* What to work on *
Look through the data and write out every line with the word "accouchemens" in it.
>> START Stored records
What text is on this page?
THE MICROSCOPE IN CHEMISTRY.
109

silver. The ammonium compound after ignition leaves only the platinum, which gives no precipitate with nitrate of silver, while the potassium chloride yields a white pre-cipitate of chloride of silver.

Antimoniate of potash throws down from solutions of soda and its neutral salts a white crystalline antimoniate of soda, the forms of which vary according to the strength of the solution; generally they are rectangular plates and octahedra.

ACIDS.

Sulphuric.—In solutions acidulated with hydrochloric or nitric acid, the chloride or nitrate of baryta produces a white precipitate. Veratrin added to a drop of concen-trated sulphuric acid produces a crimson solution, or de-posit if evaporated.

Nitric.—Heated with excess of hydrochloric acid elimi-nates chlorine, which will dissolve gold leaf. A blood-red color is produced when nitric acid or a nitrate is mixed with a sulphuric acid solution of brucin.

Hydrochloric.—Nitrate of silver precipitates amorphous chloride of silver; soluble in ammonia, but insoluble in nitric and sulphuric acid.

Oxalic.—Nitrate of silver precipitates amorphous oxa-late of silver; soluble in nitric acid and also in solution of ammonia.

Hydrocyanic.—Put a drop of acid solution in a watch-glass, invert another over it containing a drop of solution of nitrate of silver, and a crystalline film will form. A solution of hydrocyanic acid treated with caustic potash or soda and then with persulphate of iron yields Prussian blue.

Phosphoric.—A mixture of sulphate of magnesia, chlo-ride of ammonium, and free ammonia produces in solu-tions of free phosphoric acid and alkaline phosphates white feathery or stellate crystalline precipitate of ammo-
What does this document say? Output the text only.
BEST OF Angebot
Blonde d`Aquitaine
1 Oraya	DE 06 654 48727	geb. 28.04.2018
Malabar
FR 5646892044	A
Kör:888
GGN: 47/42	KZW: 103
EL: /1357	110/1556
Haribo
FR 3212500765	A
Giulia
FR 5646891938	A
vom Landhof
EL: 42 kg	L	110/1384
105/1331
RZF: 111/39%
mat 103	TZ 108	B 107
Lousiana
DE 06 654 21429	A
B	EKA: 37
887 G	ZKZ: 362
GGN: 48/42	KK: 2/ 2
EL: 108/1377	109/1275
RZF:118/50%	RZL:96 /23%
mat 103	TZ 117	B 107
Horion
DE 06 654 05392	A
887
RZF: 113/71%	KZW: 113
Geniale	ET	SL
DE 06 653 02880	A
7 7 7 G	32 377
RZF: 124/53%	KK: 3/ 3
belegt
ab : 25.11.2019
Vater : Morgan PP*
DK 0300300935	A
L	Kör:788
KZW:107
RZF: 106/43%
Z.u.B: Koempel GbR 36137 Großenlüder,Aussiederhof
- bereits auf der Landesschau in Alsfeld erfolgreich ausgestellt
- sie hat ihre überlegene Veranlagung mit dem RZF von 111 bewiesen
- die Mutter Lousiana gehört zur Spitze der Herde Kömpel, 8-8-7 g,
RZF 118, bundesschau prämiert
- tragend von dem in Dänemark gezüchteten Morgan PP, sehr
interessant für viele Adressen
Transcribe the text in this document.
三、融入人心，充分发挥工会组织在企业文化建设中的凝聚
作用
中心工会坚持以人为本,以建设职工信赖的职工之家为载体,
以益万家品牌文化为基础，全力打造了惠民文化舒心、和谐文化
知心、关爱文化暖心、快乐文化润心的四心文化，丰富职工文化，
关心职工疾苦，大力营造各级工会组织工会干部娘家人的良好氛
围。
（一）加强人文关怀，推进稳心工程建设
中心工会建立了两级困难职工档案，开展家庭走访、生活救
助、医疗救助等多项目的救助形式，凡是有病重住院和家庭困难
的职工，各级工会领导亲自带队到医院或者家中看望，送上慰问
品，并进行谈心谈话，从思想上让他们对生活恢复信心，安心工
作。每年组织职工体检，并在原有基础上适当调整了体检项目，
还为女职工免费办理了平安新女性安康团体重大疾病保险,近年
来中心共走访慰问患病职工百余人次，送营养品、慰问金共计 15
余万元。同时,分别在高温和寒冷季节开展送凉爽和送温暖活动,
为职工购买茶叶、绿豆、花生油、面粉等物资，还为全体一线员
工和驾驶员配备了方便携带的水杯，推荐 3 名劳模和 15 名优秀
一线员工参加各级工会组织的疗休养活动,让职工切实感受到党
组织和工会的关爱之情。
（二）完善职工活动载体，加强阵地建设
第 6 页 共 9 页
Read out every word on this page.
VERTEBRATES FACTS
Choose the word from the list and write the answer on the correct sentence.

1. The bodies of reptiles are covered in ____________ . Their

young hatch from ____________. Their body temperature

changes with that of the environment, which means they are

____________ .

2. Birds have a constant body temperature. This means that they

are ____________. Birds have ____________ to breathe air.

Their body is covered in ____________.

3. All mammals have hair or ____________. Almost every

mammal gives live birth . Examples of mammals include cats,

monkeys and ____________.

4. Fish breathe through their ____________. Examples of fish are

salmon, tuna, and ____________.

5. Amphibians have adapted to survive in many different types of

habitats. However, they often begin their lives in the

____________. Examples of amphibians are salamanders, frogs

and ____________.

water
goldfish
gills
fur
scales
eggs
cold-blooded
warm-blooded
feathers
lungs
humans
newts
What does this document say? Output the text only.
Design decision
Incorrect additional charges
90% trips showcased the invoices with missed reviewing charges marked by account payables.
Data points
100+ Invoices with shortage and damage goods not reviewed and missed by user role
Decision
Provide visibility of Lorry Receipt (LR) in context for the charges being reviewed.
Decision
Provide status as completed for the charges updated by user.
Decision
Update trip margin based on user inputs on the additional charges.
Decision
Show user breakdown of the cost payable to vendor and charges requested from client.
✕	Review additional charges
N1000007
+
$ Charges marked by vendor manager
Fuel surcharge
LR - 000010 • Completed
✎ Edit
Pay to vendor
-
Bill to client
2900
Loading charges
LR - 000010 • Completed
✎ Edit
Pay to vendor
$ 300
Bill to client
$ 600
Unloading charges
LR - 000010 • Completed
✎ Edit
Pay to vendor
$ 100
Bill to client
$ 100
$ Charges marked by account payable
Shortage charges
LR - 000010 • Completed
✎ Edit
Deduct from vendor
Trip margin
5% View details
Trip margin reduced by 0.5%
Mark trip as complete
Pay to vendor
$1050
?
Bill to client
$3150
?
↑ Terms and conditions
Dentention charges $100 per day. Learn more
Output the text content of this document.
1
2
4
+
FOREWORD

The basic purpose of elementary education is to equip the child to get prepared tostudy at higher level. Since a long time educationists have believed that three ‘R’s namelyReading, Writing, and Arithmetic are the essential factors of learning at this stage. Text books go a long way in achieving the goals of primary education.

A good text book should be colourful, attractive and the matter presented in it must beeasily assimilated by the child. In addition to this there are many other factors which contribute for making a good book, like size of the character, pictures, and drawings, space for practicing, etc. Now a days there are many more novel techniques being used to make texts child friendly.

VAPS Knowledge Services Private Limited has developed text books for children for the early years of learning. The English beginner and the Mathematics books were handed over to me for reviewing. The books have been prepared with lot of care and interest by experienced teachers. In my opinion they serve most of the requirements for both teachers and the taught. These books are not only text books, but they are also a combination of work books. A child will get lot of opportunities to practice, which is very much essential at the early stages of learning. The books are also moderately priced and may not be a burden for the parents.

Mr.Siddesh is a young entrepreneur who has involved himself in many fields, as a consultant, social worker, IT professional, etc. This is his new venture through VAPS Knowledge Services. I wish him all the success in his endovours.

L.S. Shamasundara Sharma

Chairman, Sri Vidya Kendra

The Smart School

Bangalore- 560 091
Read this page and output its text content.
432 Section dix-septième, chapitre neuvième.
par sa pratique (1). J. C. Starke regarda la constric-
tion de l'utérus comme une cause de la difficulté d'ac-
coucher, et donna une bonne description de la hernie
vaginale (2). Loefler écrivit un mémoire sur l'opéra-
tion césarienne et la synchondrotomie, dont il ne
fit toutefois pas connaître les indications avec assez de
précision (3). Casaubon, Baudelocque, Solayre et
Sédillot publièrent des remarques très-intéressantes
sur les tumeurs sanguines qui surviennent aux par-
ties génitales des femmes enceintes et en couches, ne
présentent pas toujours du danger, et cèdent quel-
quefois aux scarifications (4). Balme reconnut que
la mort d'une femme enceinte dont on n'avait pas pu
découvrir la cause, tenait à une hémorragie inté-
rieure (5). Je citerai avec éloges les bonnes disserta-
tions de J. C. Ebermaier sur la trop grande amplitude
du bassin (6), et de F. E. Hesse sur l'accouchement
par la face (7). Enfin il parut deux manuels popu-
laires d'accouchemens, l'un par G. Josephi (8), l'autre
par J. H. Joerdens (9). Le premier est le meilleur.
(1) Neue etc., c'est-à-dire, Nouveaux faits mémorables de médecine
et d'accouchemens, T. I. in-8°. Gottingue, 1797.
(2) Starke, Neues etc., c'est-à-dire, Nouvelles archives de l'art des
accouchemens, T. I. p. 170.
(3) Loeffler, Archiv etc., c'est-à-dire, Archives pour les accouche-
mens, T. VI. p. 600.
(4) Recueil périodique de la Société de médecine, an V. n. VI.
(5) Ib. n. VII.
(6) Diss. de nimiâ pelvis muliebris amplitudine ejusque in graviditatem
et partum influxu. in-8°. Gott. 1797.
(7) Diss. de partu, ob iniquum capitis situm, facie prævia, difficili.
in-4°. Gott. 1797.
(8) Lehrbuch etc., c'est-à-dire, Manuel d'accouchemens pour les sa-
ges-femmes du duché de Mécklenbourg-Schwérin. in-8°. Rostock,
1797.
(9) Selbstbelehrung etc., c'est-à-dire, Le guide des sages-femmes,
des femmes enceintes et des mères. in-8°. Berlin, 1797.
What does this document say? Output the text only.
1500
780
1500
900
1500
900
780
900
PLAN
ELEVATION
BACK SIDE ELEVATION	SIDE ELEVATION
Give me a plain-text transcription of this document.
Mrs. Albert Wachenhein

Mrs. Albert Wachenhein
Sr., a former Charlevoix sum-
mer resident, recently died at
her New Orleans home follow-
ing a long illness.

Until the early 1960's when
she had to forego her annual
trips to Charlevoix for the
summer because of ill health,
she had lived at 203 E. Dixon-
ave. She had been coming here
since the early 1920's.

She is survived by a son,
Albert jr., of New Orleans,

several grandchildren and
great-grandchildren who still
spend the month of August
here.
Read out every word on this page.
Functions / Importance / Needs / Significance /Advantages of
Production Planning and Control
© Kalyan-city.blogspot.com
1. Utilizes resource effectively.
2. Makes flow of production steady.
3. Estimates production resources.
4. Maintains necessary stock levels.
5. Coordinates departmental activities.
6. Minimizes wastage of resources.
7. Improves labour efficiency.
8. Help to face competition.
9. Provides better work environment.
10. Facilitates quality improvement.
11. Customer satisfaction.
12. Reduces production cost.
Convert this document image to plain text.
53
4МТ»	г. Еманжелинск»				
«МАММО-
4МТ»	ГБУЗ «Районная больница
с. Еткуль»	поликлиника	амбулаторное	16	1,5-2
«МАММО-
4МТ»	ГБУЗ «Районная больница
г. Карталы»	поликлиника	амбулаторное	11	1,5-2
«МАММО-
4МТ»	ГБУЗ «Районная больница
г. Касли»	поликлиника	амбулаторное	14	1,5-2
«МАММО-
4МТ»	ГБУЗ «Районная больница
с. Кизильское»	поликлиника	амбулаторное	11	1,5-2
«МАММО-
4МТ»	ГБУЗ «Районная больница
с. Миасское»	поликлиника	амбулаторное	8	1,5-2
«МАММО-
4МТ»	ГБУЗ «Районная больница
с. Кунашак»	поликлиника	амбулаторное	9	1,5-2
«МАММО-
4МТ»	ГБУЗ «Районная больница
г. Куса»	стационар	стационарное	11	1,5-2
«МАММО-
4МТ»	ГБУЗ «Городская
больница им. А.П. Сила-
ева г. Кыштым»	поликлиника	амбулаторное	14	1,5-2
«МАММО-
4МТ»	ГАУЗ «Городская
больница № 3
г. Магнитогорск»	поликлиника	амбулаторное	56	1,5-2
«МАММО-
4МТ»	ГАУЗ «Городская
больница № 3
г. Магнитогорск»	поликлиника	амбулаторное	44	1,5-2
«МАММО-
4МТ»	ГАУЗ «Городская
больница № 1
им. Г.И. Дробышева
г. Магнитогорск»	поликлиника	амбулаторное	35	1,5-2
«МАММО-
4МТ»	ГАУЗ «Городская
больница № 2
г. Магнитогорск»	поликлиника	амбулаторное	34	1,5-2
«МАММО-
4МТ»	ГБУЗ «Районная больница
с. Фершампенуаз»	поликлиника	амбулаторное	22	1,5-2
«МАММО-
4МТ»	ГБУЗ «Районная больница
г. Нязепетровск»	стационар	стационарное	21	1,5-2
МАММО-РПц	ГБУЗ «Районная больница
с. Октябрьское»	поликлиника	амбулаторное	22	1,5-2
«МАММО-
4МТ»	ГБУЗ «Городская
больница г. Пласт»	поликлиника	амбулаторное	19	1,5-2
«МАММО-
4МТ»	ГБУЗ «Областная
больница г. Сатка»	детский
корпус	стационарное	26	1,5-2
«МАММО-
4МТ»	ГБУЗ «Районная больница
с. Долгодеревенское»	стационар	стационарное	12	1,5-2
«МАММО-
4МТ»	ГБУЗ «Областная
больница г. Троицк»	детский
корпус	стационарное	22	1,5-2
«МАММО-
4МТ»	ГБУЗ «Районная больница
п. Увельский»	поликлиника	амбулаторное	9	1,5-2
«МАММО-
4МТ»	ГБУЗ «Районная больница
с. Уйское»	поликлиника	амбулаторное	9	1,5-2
>> END Stored records
* Solution *
laires d'accouchemens, l'un par G. Josephi (8), l'autre
et d'accouchemens, T. I. in-8°. Gottingue, 1797.
accouchemens, T. I. p. 170.
(8) Lehrbuch etc., c'est-à-dire, Manuel d'accouchemens pour les sa-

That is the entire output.